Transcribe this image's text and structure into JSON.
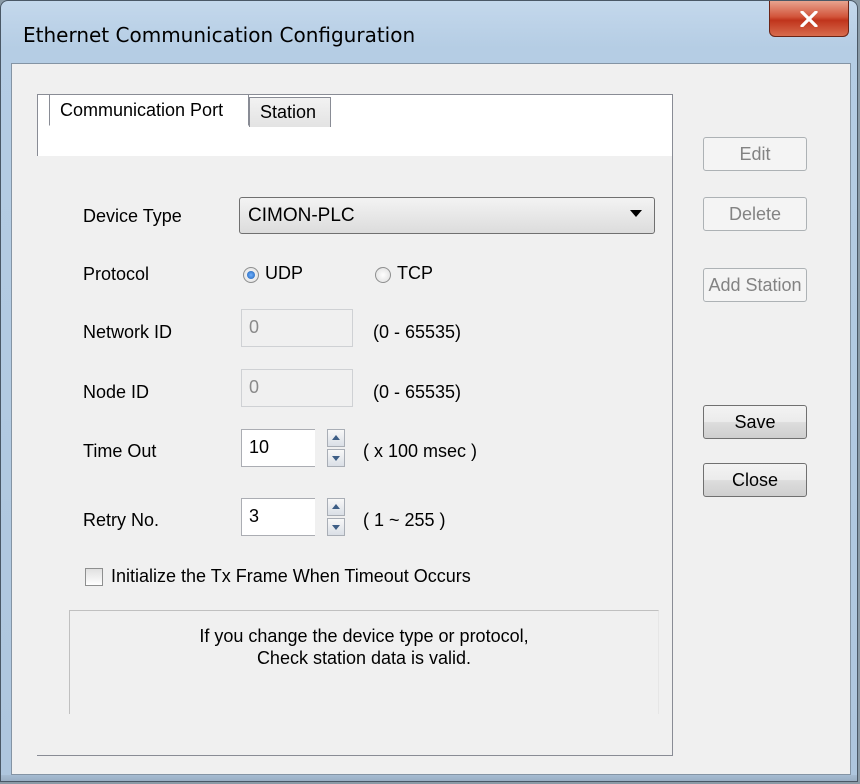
{
  "window": {
    "title": "Ethernet Communication Configuration"
  },
  "tabs": [
    {
      "label": "Communication Port",
      "active": true
    },
    {
      "label": "Station",
      "active": false
    }
  ],
  "form": {
    "device_type": {
      "label": "Device Type",
      "value": "CIMON-PLC"
    },
    "protocol": {
      "label": "Protocol",
      "options": [
        {
          "label": "UDP",
          "selected": true
        },
        {
          "label": "TCP",
          "selected": false
        }
      ]
    },
    "network_id": {
      "label": "Network ID",
      "value": "0",
      "range": "(0 - 65535)",
      "enabled": false
    },
    "node_id": {
      "label": "Node ID",
      "value": "0",
      "range": "(0 - 65535)",
      "enabled": false
    },
    "time_out": {
      "label": "Time Out",
      "value": "10",
      "unit": "( x 100 msec )"
    },
    "retry_no": {
      "label": "Retry No.",
      "value": "3",
      "range": "( 1 ~ 255 )"
    },
    "init_tx_frame": {
      "label": "Initialize the Tx Frame When Timeout  Occurs",
      "checked": false
    }
  },
  "notice": {
    "line1": "If you change the device type or protocol,",
    "line2": "Check station data is valid."
  },
  "side_buttons": {
    "edit": {
      "label": "Edit",
      "enabled": false
    },
    "delete": {
      "label": "Delete",
      "enabled": false
    },
    "add_station": {
      "label": "Add Station",
      "enabled": false
    },
    "save": {
      "label": "Save",
      "enabled": true
    },
    "close": {
      "label": "Close",
      "enabled": true
    }
  },
  "icons": {
    "close": "close-x-icon",
    "dropdown": "chevron-down-icon",
    "spin_up": "arrow-up-icon",
    "spin_down": "arrow-down-icon"
  },
  "colors": {
    "close_button": "#c0341c",
    "title_frame": "#b5cde4",
    "dialog_bg": "#f0f0f0"
  }
}
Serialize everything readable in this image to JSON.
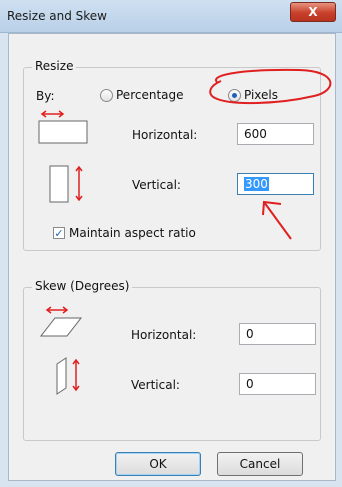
{
  "window": {
    "title": "Resize and Skew",
    "close_label": "X"
  },
  "resize": {
    "group_title": "Resize",
    "by_label": "By:",
    "option_percentage": "Percentage",
    "option_pixels": "Pixels",
    "selected": "Pixels",
    "horizontal_label": "Horizontal:",
    "horizontal_value": "600",
    "vertical_label": "Vertical:",
    "vertical_value_selected": "300",
    "maintain_label": "Maintain aspect ratio",
    "maintain_checked": true
  },
  "skew": {
    "group_title": "Skew (Degrees)",
    "horizontal_label": "Horizontal:",
    "horizontal_value": "0",
    "vertical_label": "Vertical:",
    "vertical_value": "0"
  },
  "buttons": {
    "ok": "OK",
    "cancel": "Cancel"
  },
  "colors": {
    "annotation": "#e02020",
    "accent": "#3399ff"
  }
}
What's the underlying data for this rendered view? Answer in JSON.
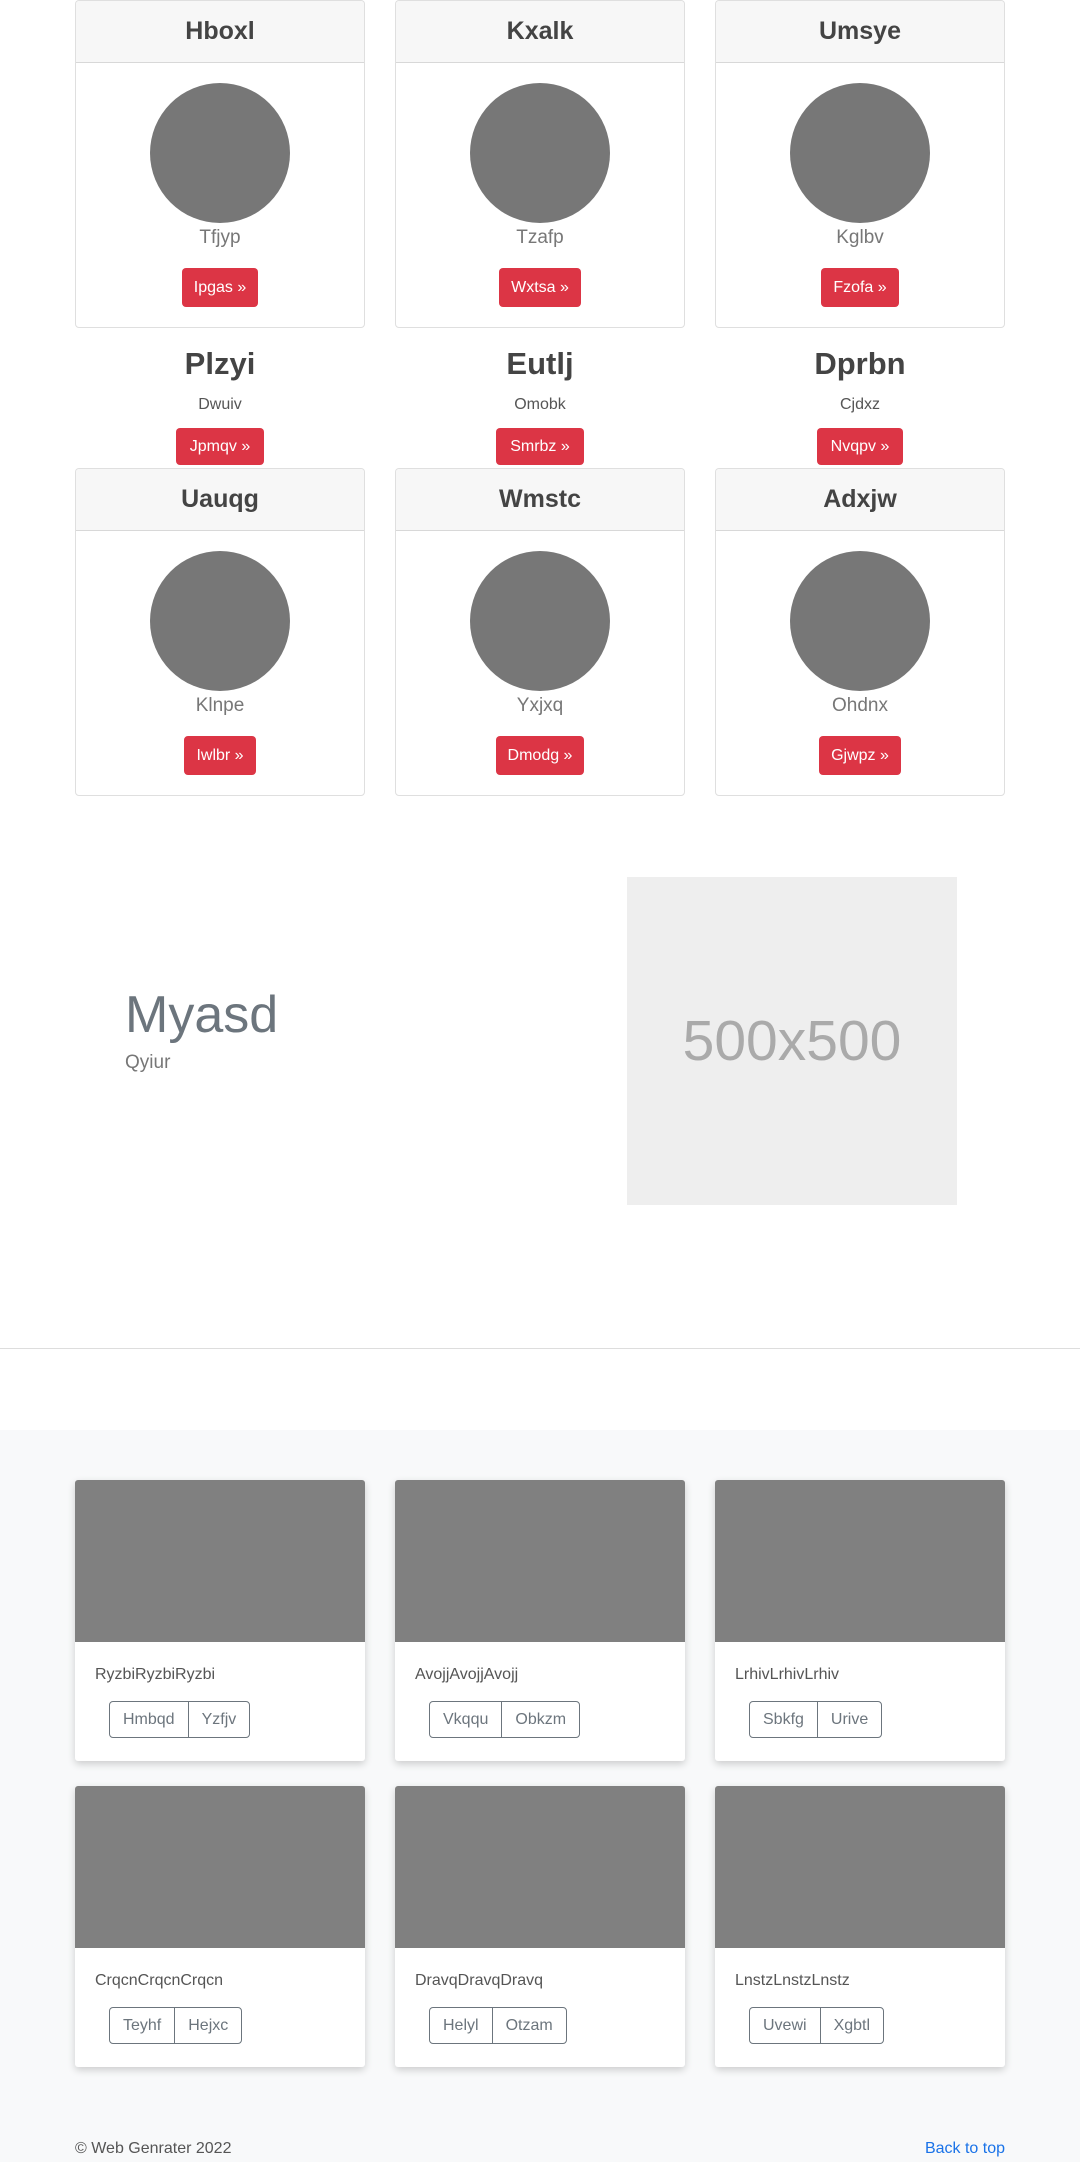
{
  "pricing_row1": [
    {
      "header": "Hboxl",
      "sub": "Tfjyp",
      "button": "Ipgas »"
    },
    {
      "header": "Kxalk",
      "sub": "Tzafp",
      "button": "Wxtsa »"
    },
    {
      "header": "Umsye",
      "sub": "Kglbv",
      "button": "Fzofa »"
    }
  ],
  "plain_row": [
    {
      "title": "Plzyi",
      "sub": "Dwuiv",
      "button": "Jpmqv »"
    },
    {
      "title": "Eutlj",
      "sub": "Omobk",
      "button": "Smrbz »"
    },
    {
      "title": "Dprbn",
      "sub": "Cjdxz",
      "button": "Nvqpv »"
    }
  ],
  "pricing_row2": [
    {
      "header": "Uauqg",
      "sub": "Klnpe",
      "button": "Iwlbr »"
    },
    {
      "header": "Wmstc",
      "sub": "Yxjxq",
      "button": "Dmodg »"
    },
    {
      "header": "Adxjw",
      "sub": "Ohdnx",
      "button": "Gjwpz »"
    }
  ],
  "hero": {
    "title": "Myasd",
    "subtitle": "Qyiur",
    "placeholder": "500x500"
  },
  "album": [
    {
      "text": "RyzbiRyzbiRyzbi",
      "buttons": [
        "Hmbqd",
        "Yzfjv"
      ]
    },
    {
      "text": "AvojjAvojjAvojj",
      "buttons": [
        "Vkqqu",
        "Obkzm"
      ]
    },
    {
      "text": "LrhivLrhivLrhiv",
      "buttons": [
        "Sbkfg",
        "Urive"
      ]
    },
    {
      "text": "CrqcnCrqcnCrqcn",
      "buttons": [
        "Teyhf",
        "Hejxc"
      ]
    },
    {
      "text": "DravqDravqDravq",
      "buttons": [
        "Helyl",
        "Otzam"
      ]
    },
    {
      "text": "LnstzLnstzLnstz",
      "buttons": [
        "Uvewi",
        "Xgbtl"
      ]
    }
  ],
  "footer": {
    "copyright": "© Web Genrater 2022",
    "back_to_top": "Back to top"
  }
}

★ ★ ★ ★

WHAT TO DO: Without the pictures, write out all of the material exactly.

RESULT FOR THIS TASK:
Transcribe this image's text and structure into JSON.
{
  "window": {
    "title": "Ethernet Communication Configuration"
  },
  "tabs": [
    {
      "label": "Communication Port",
      "active": true
    },
    {
      "label": "Station",
      "active": false
    }
  ],
  "form": {
    "device_type": {
      "label": "Device Type",
      "value": "CIMON-PLC"
    },
    "protocol": {
      "label": "Protocol",
      "options": [
        {
          "label": "UDP",
          "selected": true
        },
        {
          "label": "TCP",
          "selected": false
        }
      ]
    },
    "network_id": {
      "label": "Network ID",
      "value": "0",
      "range": "(0 - 65535)",
      "enabled": false
    },
    "node_id": {
      "label": "Node ID",
      "value": "0",
      "range": "(0 - 65535)",
      "enabled": false
    },
    "time_out": {
      "label": "Time Out",
      "value": "10",
      "unit": "( x 100 msec )"
    },
    "retry_no": {
      "label": "Retry No.",
      "value": "3",
      "range": "( 1 ~ 255 )"
    },
    "init_tx_frame": {
      "label": "Initialize the Tx Frame When Timeout  Occurs",
      "checked": false
    }
  },
  "notice": {
    "line1": "If you change the device type or protocol,",
    "line2": "Check station data is valid."
  },
  "side_buttons": {
    "edit": {
      "label": "Edit",
      "enabled": false
    },
    "delete": {
      "label": "Delete",
      "enabled": false
    },
    "add_station": {
      "label": "Add Station",
      "enabled": false
    },
    "save": {
      "label": "Save",
      "enabled": true
    },
    "close": {
      "label": "Close",
      "enabled": true
    }
  },
  "icons": {
    "close": "close-x-icon",
    "dropdown": "chevron-down-icon",
    "spin_up": "arrow-up-icon",
    "spin_down": "arrow-down-icon"
  },
  "colors": {
    "close_button": "#c0341c",
    "title_frame": "#b5cde4",
    "dialog_bg": "#f0f0f0"
  }
}
Serialize everything readable in this image to JSON.
{
  "window": {
    "title": "Resize and Skew",
    "close_label": "X"
  },
  "resize": {
    "group_title": "Resize",
    "by_label": "By:",
    "option_percentage": "Percentage",
    "option_pixels": "Pixels",
    "selected": "Pixels",
    "horizontal_label": "Horizontal:",
    "horizontal_value": "600",
    "vertical_label": "Vertical:",
    "vertical_value_selected": "300",
    "maintain_label": "Maintain aspect ratio",
    "maintain_checked": true
  },
  "skew": {
    "group_title": "Skew (Degrees)",
    "horizontal_label": "Horizontal:",
    "horizontal_value": "0",
    "vertical_label": "Vertical:",
    "vertical_value": "0"
  },
  "buttons": {
    "ok": "OK",
    "cancel": "Cancel"
  },
  "colors": {
    "annotation": "#e02020",
    "accent": "#3399ff"
  }
}
What's the underlying data for this rendered view? Answer in JSON.
{
  "pricing_row1": [
    {
      "header": "Hboxl",
      "sub": "Tfjyp",
      "button": "Ipgas »"
    },
    {
      "header": "Kxalk",
      "sub": "Tzafp",
      "button": "Wxtsa »"
    },
    {
      "header": "Umsye",
      "sub": "Kglbv",
      "button": "Fzofa »"
    }
  ],
  "plain_row": [
    {
      "title": "Plzyi",
      "sub": "Dwuiv",
      "button": "Jpmqv »"
    },
    {
      "title": "Eutlj",
      "sub": "Omobk",
      "button": "Smrbz »"
    },
    {
      "title": "Dprbn",
      "sub": "Cjdxz",
      "button": "Nvqpv »"
    }
  ],
  "pricing_row2": [
    {
      "header": "Uauqg",
      "sub": "Klnpe",
      "button": "Iwlbr »"
    },
    {
      "header": "Wmstc",
      "sub": "Yxjxq",
      "button": "Dmodg »"
    },
    {
      "header": "Adxjw",
      "sub": "Ohdnx",
      "button": "Gjwpz »"
    }
  ],
  "hero": {
    "title": "Myasd",
    "subtitle": "Qyiur",
    "placeholder": "500x500"
  },
  "album": [
    {
      "text": "RyzbiRyzbiRyzbi",
      "buttons": [
        "Hmbqd",
        "Yzfjv"
      ]
    },
    {
      "text": "AvojjAvojjAvojj",
      "buttons": [
        "Vkqqu",
        "Obkzm"
      ]
    },
    {
      "text": "LrhivLrhivLrhiv",
      "buttons": [
        "Sbkfg",
        "Urive"
      ]
    },
    {
      "text": "CrqcnCrqcnCrqcn",
      "buttons": [
        "Teyhf",
        "Hejxc"
      ]
    },
    {
      "text": "DravqDravqDravq",
      "buttons": [
        "Helyl",
        "Otzam"
      ]
    },
    {
      "text": "LnstzLnstzLnstz",
      "buttons": [
        "Uvewi",
        "Xgbtl"
      ]
    }
  ],
  "footer": {
    "copyright": "© Web Genrater 2022",
    "back_to_top": "Back to top"
  }
}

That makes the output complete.